### What to work on
Reproduce the records without their pictures, keeping every word as it is.

+===+

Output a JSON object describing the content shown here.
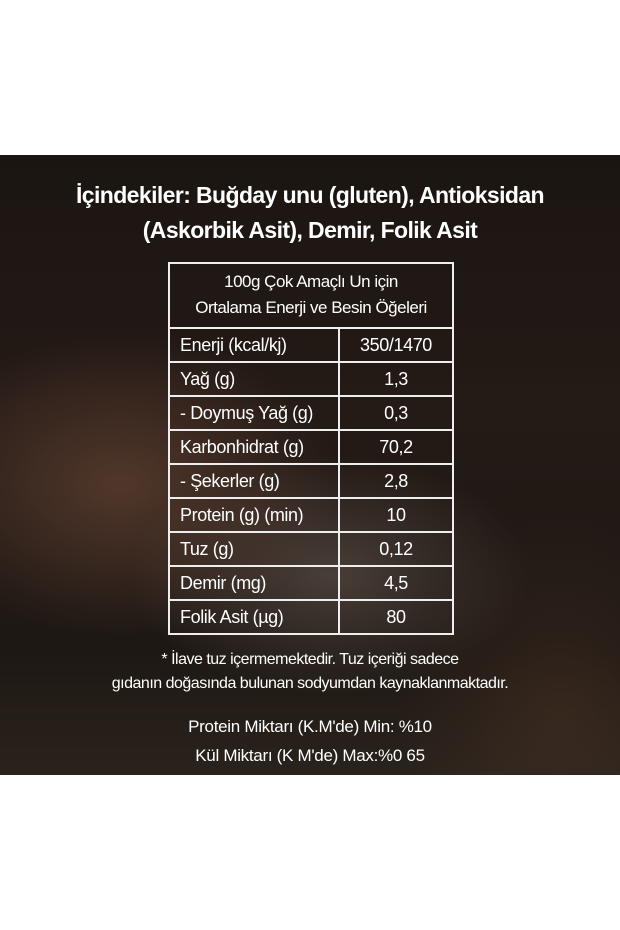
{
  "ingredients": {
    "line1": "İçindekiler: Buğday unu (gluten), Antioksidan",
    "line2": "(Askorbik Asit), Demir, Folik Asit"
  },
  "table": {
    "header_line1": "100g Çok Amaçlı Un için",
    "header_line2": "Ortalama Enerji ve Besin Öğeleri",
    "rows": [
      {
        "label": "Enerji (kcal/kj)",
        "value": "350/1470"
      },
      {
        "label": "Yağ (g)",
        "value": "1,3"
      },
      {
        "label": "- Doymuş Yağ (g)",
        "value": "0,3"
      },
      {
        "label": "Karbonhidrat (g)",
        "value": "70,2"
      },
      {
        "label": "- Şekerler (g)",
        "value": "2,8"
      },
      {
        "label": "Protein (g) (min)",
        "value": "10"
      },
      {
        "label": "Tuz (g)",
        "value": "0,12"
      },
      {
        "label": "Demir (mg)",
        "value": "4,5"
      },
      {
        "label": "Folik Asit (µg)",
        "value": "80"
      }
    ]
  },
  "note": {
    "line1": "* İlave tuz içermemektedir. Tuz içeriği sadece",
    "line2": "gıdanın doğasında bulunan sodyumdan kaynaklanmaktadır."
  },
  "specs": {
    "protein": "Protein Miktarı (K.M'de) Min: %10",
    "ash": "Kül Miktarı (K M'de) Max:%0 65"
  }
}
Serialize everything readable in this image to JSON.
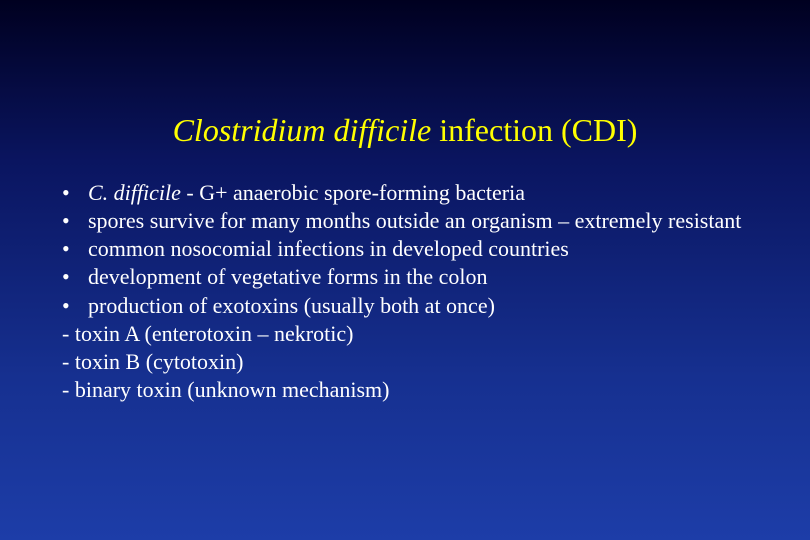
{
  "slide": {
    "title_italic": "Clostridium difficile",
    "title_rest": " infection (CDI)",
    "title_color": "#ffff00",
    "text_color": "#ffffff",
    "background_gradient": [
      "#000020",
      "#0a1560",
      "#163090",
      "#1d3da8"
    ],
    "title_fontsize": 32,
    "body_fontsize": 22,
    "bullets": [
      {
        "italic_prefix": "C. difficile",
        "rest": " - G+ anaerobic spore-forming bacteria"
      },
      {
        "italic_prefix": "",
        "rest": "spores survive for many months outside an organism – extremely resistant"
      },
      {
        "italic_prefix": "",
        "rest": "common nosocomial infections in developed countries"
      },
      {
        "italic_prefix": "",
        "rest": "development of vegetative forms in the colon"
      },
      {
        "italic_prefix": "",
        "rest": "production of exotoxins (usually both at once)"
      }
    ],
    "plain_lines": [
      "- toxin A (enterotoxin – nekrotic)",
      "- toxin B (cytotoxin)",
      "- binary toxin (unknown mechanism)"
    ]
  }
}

+===+

### Your solution
Output a JSON object describing the content shown here.
{
  "ingredients": {
    "line1": "İçindekiler: Buğday unu (gluten), Antioksidan",
    "line2": "(Askorbik Asit), Demir, Folik Asit"
  },
  "table": {
    "header_line1": "100g Çok Amaçlı Un için",
    "header_line2": "Ortalama Enerji ve Besin Öğeleri",
    "rows": [
      {
        "label": "Enerji (kcal/kj)",
        "value": "350/1470"
      },
      {
        "label": "Yağ (g)",
        "value": "1,3"
      },
      {
        "label": "- Doymuş Yağ (g)",
        "value": "0,3"
      },
      {
        "label": "Karbonhidrat (g)",
        "value": "70,2"
      },
      {
        "label": "- Şekerler (g)",
        "value": "2,8"
      },
      {
        "label": "Protein (g) (min)",
        "value": "10"
      },
      {
        "label": "Tuz (g)",
        "value": "0,12"
      },
      {
        "label": "Demir (mg)",
        "value": "4,5"
      },
      {
        "label": "Folik Asit (µg)",
        "value": "80"
      }
    ]
  },
  "note": {
    "line1": "* İlave tuz içermemektedir. Tuz içeriği sadece",
    "line2": "gıdanın doğasında bulunan sodyumdan kaynaklanmaktadır."
  },
  "specs": {
    "protein": "Protein Miktarı (K.M'de) Min: %10",
    "ash": "Kül Miktarı (K M'de) Max:%0 65"
  }
}
Serialize everything readable in this image to JSON.
{
  "slide": {
    "title_italic": "Clostridium difficile",
    "title_rest": " infection (CDI)",
    "title_color": "#ffff00",
    "text_color": "#ffffff",
    "background_gradient": [
      "#000020",
      "#0a1560",
      "#163090",
      "#1d3da8"
    ],
    "title_fontsize": 32,
    "body_fontsize": 22,
    "bullets": [
      {
        "italic_prefix": "C. difficile",
        "rest": " - G+ anaerobic spore-forming bacteria"
      },
      {
        "italic_prefix": "",
        "rest": "spores survive for many months outside an organism – extremely resistant"
      },
      {
        "italic_prefix": "",
        "rest": "common nosocomial infections in developed countries"
      },
      {
        "italic_prefix": "",
        "rest": "development of vegetative forms in the colon"
      },
      {
        "italic_prefix": "",
        "rest": "production of exotoxins (usually both at once)"
      }
    ],
    "plain_lines": [
      "- toxin A (enterotoxin – nekrotic)",
      "- toxin B (cytotoxin)",
      "- binary toxin (unknown mechanism)"
    ]
  }
}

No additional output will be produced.